# Work to do:
Please list every figure the piece about the Sun gives to describe how big or how fast a coronal mass ejection can be.

***** Page

Wednesday, August 30, 2006

Let's look on the sunny side

A comment from "The Times" of London

That round yellow thing in the sky may have more influence on climate change than man’s activities. Writing about the Sun at the end of August this year might seem ironic, even sadistic. As a reminder, especially for readers in the East and South East of England, the Sun is the big round yellow thing in the sky that made a robust appearance in July, but that has largely absconded since.

The Sun will, however, be enjoying some company soon. Next month, Nasa will launch the Solar Terrestrial Relations Observatory (Stereo). This consists of two probes, one just ahead of the Earth’s orbit and the other behind it, which will examine coronal mass ejections, or solar flares. Coronal mass ejections really are, well, massive. The Sun can throw out eruptions consisting of ten billion tons of its atmosphere, measuring six million miles across, or well over five times its own width, at a speed of approximately a million miles an hour. That is one hell of a celestial fireball.

This is all very fascinating, you might respond (a little bemused that there seem to be two Science Notebooks on these pages today), but should Stereo interest me? An awful lot as it happens. For if this £250 million, two-year project produces the evidence that some scientists hope and believe it will, it could transform the raging debate about global warming.

There has long been a minority school of thought that is deeply sceptical about the extent to which rising temperatures on this planet can be explained, and blamed, on human activity. The most persuasive subsection of this community is convinced that the principal cause of climate change on Earth is the intensity of solar activity.

**********
***** Raw records

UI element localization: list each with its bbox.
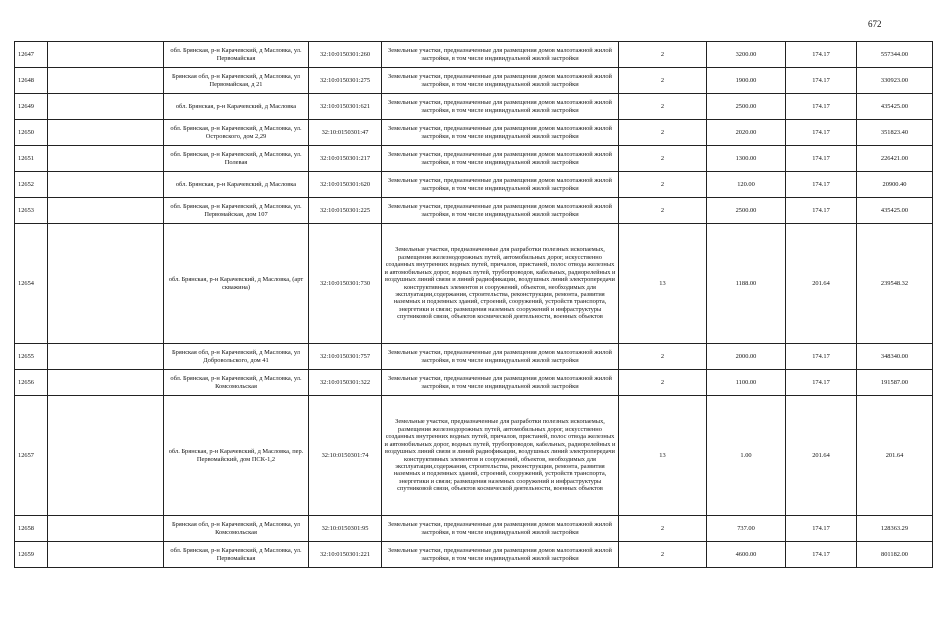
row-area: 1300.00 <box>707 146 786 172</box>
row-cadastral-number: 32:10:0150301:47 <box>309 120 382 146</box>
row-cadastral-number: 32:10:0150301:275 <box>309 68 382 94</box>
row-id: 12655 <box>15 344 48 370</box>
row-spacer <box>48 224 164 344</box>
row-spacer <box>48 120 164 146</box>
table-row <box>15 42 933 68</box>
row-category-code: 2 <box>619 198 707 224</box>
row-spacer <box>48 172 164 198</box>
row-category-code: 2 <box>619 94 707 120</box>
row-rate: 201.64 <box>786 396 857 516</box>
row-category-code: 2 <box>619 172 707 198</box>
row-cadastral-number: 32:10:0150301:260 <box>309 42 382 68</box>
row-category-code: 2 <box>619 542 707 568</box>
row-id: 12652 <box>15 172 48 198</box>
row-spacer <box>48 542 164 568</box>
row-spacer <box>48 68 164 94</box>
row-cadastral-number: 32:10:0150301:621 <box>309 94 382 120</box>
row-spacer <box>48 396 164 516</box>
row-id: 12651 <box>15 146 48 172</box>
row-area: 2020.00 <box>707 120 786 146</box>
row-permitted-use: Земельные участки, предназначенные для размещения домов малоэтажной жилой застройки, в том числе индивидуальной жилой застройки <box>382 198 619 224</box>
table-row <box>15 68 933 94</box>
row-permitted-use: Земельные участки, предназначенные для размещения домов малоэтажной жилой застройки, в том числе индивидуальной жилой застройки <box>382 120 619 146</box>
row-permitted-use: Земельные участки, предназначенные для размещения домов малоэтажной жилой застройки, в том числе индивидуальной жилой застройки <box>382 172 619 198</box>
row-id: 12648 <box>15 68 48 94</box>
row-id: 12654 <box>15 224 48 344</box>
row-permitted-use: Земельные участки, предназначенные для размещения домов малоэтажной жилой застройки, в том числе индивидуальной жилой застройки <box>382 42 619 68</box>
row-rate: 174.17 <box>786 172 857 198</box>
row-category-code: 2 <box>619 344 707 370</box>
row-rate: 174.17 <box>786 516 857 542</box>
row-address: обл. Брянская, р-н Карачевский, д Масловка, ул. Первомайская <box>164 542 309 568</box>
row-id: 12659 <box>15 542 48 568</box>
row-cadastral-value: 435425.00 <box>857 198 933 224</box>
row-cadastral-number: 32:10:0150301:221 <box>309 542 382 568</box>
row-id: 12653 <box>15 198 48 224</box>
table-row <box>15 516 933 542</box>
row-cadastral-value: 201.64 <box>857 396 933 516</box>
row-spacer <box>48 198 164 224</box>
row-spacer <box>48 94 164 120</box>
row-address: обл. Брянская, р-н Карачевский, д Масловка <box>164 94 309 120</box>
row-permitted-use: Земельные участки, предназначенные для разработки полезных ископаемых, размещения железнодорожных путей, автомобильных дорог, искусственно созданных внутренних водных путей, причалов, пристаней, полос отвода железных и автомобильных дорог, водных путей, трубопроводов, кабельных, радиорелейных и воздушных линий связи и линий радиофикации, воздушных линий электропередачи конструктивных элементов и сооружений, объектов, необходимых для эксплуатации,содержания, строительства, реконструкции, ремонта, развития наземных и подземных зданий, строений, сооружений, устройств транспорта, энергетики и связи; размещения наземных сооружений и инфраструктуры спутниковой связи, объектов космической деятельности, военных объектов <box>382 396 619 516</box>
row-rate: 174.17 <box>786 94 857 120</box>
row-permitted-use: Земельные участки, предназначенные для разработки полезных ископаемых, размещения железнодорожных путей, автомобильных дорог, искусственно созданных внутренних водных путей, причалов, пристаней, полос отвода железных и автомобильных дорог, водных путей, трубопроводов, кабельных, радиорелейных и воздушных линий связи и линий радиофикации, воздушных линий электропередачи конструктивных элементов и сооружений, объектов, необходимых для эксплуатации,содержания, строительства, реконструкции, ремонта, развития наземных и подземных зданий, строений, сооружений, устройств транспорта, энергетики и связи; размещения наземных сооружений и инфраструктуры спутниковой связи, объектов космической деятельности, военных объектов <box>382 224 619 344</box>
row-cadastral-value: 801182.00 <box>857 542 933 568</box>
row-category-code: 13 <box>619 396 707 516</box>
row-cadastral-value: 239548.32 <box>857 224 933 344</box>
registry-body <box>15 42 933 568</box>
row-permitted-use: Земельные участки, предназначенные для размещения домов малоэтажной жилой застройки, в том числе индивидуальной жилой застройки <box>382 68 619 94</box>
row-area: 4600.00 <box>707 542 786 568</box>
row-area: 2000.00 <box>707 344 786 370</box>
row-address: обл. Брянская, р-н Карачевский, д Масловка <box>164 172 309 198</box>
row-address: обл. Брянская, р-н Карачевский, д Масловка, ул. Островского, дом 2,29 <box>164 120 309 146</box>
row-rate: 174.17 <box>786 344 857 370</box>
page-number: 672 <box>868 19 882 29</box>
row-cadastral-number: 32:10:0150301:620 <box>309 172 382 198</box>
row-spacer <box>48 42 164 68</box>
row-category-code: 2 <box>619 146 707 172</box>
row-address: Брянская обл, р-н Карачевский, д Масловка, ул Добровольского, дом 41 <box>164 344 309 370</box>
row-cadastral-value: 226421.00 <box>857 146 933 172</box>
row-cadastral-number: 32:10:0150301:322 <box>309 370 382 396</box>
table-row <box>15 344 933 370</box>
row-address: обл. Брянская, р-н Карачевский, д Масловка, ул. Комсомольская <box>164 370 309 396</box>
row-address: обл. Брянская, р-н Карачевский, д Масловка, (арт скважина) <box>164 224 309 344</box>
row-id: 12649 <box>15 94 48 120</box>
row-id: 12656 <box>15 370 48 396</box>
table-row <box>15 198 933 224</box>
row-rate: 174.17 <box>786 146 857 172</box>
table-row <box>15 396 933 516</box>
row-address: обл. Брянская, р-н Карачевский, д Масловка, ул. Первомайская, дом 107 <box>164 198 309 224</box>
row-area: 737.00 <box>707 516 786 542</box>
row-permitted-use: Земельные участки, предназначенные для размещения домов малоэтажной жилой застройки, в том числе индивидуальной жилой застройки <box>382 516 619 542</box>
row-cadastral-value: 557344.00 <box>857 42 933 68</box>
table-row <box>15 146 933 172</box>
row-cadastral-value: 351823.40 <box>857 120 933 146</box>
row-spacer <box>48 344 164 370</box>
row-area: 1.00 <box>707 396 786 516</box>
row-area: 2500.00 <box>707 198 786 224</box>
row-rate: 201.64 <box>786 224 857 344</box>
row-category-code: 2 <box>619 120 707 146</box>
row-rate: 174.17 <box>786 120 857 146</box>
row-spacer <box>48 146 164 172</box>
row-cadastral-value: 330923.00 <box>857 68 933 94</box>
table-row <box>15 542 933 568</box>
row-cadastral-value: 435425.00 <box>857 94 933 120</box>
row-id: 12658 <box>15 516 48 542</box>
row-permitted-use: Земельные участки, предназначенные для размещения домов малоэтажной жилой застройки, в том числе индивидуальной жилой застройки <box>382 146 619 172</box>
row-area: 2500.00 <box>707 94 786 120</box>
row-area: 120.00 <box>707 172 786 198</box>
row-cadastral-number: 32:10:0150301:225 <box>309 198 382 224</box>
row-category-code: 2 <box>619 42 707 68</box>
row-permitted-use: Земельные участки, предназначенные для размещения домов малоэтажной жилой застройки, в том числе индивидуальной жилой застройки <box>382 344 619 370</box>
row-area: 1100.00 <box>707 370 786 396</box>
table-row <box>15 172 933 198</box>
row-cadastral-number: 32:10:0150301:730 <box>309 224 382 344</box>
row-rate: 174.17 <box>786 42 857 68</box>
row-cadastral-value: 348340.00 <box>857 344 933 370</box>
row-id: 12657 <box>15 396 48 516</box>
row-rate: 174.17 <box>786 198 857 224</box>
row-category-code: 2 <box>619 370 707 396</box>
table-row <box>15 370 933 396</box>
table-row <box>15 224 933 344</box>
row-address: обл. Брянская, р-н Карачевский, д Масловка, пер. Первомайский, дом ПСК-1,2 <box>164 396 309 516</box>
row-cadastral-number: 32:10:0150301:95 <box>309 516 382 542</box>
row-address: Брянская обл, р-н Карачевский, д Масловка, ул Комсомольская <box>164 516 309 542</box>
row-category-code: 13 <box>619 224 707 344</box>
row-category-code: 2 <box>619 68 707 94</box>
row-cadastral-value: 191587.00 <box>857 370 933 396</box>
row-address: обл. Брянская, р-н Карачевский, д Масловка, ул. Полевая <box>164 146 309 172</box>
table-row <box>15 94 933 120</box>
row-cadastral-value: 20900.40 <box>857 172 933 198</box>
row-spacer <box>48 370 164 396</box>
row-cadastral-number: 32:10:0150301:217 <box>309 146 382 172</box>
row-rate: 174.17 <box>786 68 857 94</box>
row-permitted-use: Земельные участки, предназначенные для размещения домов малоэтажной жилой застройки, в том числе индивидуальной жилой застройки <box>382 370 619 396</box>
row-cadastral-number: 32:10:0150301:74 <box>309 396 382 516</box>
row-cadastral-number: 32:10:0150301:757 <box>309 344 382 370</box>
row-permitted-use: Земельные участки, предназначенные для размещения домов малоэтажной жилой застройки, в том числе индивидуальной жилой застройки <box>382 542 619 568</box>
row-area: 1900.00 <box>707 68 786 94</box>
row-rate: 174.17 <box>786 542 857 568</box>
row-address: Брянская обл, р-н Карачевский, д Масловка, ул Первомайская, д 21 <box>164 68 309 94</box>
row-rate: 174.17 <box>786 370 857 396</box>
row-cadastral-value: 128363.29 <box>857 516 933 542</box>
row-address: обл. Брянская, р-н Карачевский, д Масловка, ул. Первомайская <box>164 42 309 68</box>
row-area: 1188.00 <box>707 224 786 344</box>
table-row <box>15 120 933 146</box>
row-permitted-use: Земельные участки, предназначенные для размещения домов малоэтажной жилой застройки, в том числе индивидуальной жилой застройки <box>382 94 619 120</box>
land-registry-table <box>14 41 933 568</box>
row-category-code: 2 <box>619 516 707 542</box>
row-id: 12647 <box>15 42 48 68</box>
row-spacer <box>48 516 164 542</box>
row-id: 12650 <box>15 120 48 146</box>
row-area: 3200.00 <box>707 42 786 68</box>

**********
***** Raw records

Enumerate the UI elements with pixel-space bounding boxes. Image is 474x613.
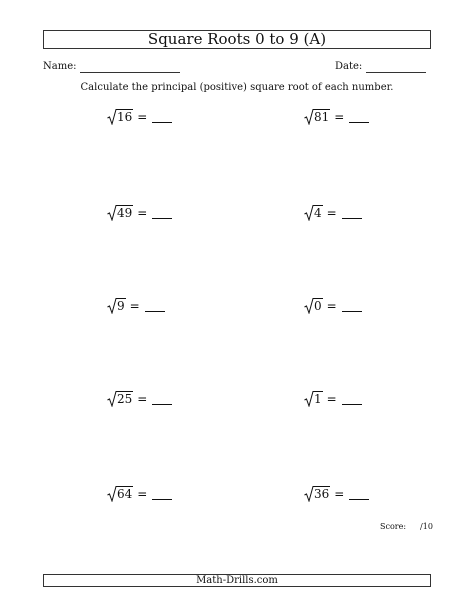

**********

# Solution:
- ten billion tons of the Sun's atmosphere
- six million miles across
- well over five times the Sun's own width
- approximately a million miles an hour